Aim of the task =
Repeat, exactly and completely, the entries shown underneath.

Stored records =
---

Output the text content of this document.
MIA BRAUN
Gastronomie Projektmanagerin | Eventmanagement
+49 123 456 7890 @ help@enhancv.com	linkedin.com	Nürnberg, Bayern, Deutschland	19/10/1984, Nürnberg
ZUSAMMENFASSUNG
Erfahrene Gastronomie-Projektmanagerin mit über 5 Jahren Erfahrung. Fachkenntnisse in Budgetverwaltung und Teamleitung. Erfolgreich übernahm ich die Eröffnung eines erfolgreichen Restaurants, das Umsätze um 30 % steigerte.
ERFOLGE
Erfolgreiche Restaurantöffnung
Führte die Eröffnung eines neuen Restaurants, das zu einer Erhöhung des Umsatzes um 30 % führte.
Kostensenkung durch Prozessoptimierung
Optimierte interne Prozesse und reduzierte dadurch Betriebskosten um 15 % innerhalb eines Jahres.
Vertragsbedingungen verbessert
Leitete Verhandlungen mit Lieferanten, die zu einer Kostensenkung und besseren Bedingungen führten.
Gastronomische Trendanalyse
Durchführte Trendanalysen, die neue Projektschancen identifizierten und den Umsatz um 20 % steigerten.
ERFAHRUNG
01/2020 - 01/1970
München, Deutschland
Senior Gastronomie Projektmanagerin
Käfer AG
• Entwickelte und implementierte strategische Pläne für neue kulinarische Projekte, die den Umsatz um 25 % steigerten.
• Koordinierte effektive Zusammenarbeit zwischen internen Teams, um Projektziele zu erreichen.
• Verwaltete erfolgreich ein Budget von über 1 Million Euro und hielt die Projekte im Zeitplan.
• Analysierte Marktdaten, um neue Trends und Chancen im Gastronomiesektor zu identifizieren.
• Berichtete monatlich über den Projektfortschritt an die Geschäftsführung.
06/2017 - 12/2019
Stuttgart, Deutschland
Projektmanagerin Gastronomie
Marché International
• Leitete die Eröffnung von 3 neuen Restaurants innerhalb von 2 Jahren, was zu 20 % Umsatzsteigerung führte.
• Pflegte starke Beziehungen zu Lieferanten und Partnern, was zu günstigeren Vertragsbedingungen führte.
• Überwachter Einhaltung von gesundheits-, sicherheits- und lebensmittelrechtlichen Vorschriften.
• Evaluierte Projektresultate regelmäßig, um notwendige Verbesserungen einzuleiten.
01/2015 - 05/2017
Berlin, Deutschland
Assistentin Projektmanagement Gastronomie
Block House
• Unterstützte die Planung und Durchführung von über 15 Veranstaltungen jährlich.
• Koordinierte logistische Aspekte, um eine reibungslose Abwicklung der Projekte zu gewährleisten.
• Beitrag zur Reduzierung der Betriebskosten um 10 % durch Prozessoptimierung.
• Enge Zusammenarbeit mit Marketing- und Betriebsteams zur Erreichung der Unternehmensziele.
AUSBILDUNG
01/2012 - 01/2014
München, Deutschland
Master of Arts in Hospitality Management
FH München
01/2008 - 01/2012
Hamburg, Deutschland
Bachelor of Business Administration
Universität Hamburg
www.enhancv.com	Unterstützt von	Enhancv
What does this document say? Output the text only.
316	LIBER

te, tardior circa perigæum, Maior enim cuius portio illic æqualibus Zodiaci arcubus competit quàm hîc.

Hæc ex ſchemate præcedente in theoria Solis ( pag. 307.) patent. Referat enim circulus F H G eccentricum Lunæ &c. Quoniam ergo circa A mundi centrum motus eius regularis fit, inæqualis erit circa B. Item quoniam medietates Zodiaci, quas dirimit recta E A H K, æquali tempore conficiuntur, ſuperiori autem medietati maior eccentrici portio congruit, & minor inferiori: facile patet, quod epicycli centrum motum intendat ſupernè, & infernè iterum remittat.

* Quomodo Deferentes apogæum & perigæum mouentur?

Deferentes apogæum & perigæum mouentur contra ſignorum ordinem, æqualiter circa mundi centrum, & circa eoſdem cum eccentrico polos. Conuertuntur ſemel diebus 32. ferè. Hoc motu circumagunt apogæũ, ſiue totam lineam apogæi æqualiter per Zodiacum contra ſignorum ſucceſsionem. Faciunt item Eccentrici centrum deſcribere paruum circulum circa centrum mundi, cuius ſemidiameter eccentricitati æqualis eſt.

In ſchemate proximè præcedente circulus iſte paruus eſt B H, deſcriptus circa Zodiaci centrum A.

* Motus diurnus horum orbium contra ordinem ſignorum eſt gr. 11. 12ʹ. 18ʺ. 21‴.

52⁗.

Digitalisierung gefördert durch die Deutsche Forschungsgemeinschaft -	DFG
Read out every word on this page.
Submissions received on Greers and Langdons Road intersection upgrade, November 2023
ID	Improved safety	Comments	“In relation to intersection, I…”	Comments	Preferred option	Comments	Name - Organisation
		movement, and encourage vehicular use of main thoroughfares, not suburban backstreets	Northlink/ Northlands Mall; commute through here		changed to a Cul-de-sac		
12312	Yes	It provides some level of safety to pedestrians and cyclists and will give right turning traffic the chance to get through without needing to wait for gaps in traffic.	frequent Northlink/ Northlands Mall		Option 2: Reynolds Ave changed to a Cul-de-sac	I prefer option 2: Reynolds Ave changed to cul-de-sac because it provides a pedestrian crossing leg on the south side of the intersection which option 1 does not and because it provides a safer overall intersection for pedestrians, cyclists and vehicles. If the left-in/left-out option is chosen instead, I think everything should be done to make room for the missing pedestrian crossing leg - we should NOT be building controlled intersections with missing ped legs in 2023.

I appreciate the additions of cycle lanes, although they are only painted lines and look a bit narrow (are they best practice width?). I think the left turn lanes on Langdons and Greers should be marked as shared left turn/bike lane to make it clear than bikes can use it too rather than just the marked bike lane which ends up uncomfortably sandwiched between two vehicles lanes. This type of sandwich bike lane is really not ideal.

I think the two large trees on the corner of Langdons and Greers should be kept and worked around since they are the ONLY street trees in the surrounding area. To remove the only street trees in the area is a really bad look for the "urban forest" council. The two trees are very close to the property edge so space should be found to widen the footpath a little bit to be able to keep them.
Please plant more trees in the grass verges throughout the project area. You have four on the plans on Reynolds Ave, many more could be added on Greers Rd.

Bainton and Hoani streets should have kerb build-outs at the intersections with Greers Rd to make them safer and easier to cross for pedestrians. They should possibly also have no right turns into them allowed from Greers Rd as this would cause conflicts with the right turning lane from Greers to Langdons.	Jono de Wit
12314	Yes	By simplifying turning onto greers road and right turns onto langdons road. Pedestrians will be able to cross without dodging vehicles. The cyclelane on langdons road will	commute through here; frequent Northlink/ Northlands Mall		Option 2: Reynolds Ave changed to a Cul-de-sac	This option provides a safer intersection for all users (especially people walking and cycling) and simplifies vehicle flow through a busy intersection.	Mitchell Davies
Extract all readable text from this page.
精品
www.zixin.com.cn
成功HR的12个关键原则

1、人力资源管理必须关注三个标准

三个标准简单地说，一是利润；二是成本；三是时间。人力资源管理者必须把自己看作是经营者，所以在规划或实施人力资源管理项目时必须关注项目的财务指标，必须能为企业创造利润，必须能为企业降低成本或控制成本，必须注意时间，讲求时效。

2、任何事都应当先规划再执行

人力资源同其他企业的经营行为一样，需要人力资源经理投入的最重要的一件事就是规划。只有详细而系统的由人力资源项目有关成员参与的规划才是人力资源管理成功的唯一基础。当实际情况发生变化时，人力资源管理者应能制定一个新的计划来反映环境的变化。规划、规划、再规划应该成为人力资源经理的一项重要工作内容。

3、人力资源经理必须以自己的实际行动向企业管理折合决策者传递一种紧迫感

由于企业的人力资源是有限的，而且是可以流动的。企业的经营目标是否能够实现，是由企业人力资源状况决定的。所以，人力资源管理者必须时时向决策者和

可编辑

---

Completed task =
Output the text content of this document.
MIA BRAUN
Gastronomie Projektmanagerin | Eventmanagement
+49 123 456 7890 @ help@enhancv.com	linkedin.com	Nürnberg, Bayern, Deutschland	19/10/1984, Nürnberg
ZUSAMMENFASSUNG
Erfahrene Gastronomie-Projektmanagerin mit über 5 Jahren Erfahrung. Fachkenntnisse in Budgetverwaltung und Teamleitung. Erfolgreich übernahm ich die Eröffnung eines erfolgreichen Restaurants, das Umsätze um 30 % steigerte.
ERFOLGE
Erfolgreiche Restaurantöffnung
Führte die Eröffnung eines neuen Restaurants, das zu einer Erhöhung des Umsatzes um 30 % führte.
Kostensenkung durch Prozessoptimierung
Optimierte interne Prozesse und reduzierte dadurch Betriebskosten um 15 % innerhalb eines Jahres.
Vertragsbedingungen verbessert
Leitete Verhandlungen mit Lieferanten, die zu einer Kostensenkung und besseren Bedingungen führten.
Gastronomische Trendanalyse
Durchführte Trendanalysen, die neue Projektschancen identifizierten und den Umsatz um 20 % steigerten.
ERFAHRUNG
01/2020 - 01/1970
München, Deutschland
Senior Gastronomie Projektmanagerin
Käfer AG
• Entwickelte und implementierte strategische Pläne für neue kulinarische Projekte, die den Umsatz um 25 % steigerten.
• Koordinierte effektive Zusammenarbeit zwischen internen Teams, um Projektziele zu erreichen.
• Verwaltete erfolgreich ein Budget von über 1 Million Euro und hielt die Projekte im Zeitplan.
• Analysierte Marktdaten, um neue Trends und Chancen im Gastronomiesektor zu identifizieren.
• Berichtete monatlich über den Projektfortschritt an die Geschäftsführung.
06/2017 - 12/2019
Stuttgart, Deutschland
Projektmanagerin Gastronomie
Marché International
• Leitete die Eröffnung von 3 neuen Restaurants innerhalb von 2 Jahren, was zu 20 % Umsatzsteigerung führte.
• Pflegte starke Beziehungen zu Lieferanten und Partnern, was zu günstigeren Vertragsbedingungen führte.
• Überwachter Einhaltung von gesundheits-, sicherheits- und lebensmittelrechtlichen Vorschriften.
• Evaluierte Projektresultate regelmäßig, um notwendige Verbesserungen einzuleiten.
01/2015 - 05/2017
Berlin, Deutschland
Assistentin Projektmanagement Gastronomie
Block House
• Unterstützte die Planung und Durchführung von über 15 Veranstaltungen jährlich.
• Koordinierte logistische Aspekte, um eine reibungslose Abwicklung der Projekte zu gewährleisten.
• Beitrag zur Reduzierung der Betriebskosten um 10 % durch Prozessoptimierung.
• Enge Zusammenarbeit mit Marketing- und Betriebsteams zur Erreichung der Unternehmensziele.
AUSBILDUNG
01/2012 - 01/2014
München, Deutschland
Master of Arts in Hospitality Management
FH München
01/2008 - 01/2012
Hamburg, Deutschland
Bachelor of Business Administration
Universität Hamburg
www.enhancv.com	Unterstützt von	Enhancv
What does this document say? Output the text only.
316	LIBER

te, tardior circa perigæum, Maior enim cuius portio illic æqualibus Zodiaci arcubus competit quàm hîc.

Hæc ex ſchemate præcedente in theoria Solis ( pag. 307.) patent. Referat enim circulus F H G eccentricum Lunæ &c. Quoniam ergo circa A mundi centrum motus eius regularis fit, inæqualis erit circa B. Item quoniam medietates Zodiaci, quas dirimit recta E A H K, æquali tempore conficiuntur, ſuperiori autem medietati maior eccentrici portio congruit, & minor inferiori: facile patet, quod epicycli centrum motum intendat ſupernè, & infernè iterum remittat.

* Quomodo Deferentes apogæum & perigæum mouentur?

Deferentes apogæum & perigæum mouentur contra ſignorum ordinem, æqualiter circa mundi centrum, & circa eoſdem cum eccentrico polos. Conuertuntur ſemel diebus 32. ferè. Hoc motu circumagunt apogæũ, ſiue totam lineam apogæi æqualiter per Zodiacum contra ſignorum ſucceſsionem. Faciunt item Eccentrici centrum deſcribere paruum circulum circa centrum mundi, cuius ſemidiameter eccentricitati æqualis eſt.

In ſchemate proximè præcedente circulus iſte paruus eſt B H, deſcriptus circa Zodiaci centrum A.

* Motus diurnus horum orbium contra ordinem ſignorum eſt gr. 11. 12ʹ. 18ʺ. 21‴.

52⁗.

Digitalisierung gefördert durch die Deutsche Forschungsgemeinschaft -	DFG
Read out every word on this page.
Submissions received on Greers and Langdons Road intersection upgrade, November 2023
ID	Improved safety	Comments	“In relation to intersection, I…”	Comments	Preferred option	Comments	Name - Organisation
		movement, and encourage vehicular use of main thoroughfares, not suburban backstreets	Northlink/ Northlands Mall; commute through here		changed to a Cul-de-sac		
12312	Yes	It provides some level of safety to pedestrians and cyclists and will give right turning traffic the chance to get through without needing to wait for gaps in traffic.	frequent Northlink/ Northlands Mall		Option 2: Reynolds Ave changed to a Cul-de-sac	I prefer option 2: Reynolds Ave changed to cul-de-sac because it provides a pedestrian crossing leg on the south side of the intersection which option 1 does not and because it provides a safer overall intersection for pedestrians, cyclists and vehicles. If the left-in/left-out option is chosen instead, I think everything should be done to make room for the missing pedestrian crossing leg - we should NOT be building controlled intersections with missing ped legs in 2023.

I appreciate the additions of cycle lanes, although they are only painted lines and look a bit narrow (are they best practice width?). I think the left turn lanes on Langdons and Greers should be marked as shared left turn/bike lane to make it clear than bikes can use it too rather than just the marked bike lane which ends up uncomfortably sandwiched between two vehicles lanes. This type of sandwich bike lane is really not ideal.

I think the two large trees on the corner of Langdons and Greers should be kept and worked around since they are the ONLY street trees in the surrounding area. To remove the only street trees in the area is a really bad look for the "urban forest" council. The two trees are very close to the property edge so space should be found to widen the footpath a little bit to be able to keep them.
Please plant more trees in the grass verges throughout the project area. You have four on the plans on Reynolds Ave, many more could be added on Greers Rd.

Bainton and Hoani streets should have kerb build-outs at the intersections with Greers Rd to make them safer and easier to cross for pedestrians. They should possibly also have no right turns into them allowed from Greers Rd as this would cause conflicts with the right turning lane from Greers to Langdons.	Jono de Wit
12314	Yes	By simplifying turning onto greers road and right turns onto langdons road. Pedestrians will be able to cross without dodging vehicles. The cyclelane on langdons road will	commute through here; frequent Northlink/ Northlands Mall		Option 2: Reynolds Ave changed to a Cul-de-sac	This option provides a safer intersection for all users (especially people walking and cycling) and simplifies vehicle flow through a busy intersection.	Mitchell Davies
Extract all readable text from this page.
精品
www.zixin.com.cn
成功HR的12个关键原则

1、人力资源管理必须关注三个标准

三个标准简单地说，一是利润；二是成本；三是时间。人力资源管理者必须把自己看作是经营者，所以在规划或实施人力资源管理项目时必须关注项目的财务指标，必须能为企业创造利润，必须能为企业降低成本或控制成本，必须注意时间，讲求时效。

2、任何事都应当先规划再执行

人力资源同其他企业的经营行为一样，需要人力资源经理投入的最重要的一件事就是规划。只有详细而系统的由人力资源项目有关成员参与的规划才是人力资源管理成功的唯一基础。当实际情况发生变化时，人力资源管理者应能制定一个新的计划来反映环境的变化。规划、规划、再规划应该成为人力资源经理的一项重要工作内容。

3、人力资源经理必须以自己的实际行动向企业管理折合决策者传递一种紧迫感

由于企业的人力资源是有限的，而且是可以流动的。企业的经营目标是否能够实现，是由企业人力资源状况决定的。所以，人力资源管理者必须时时向决策者和

可编辑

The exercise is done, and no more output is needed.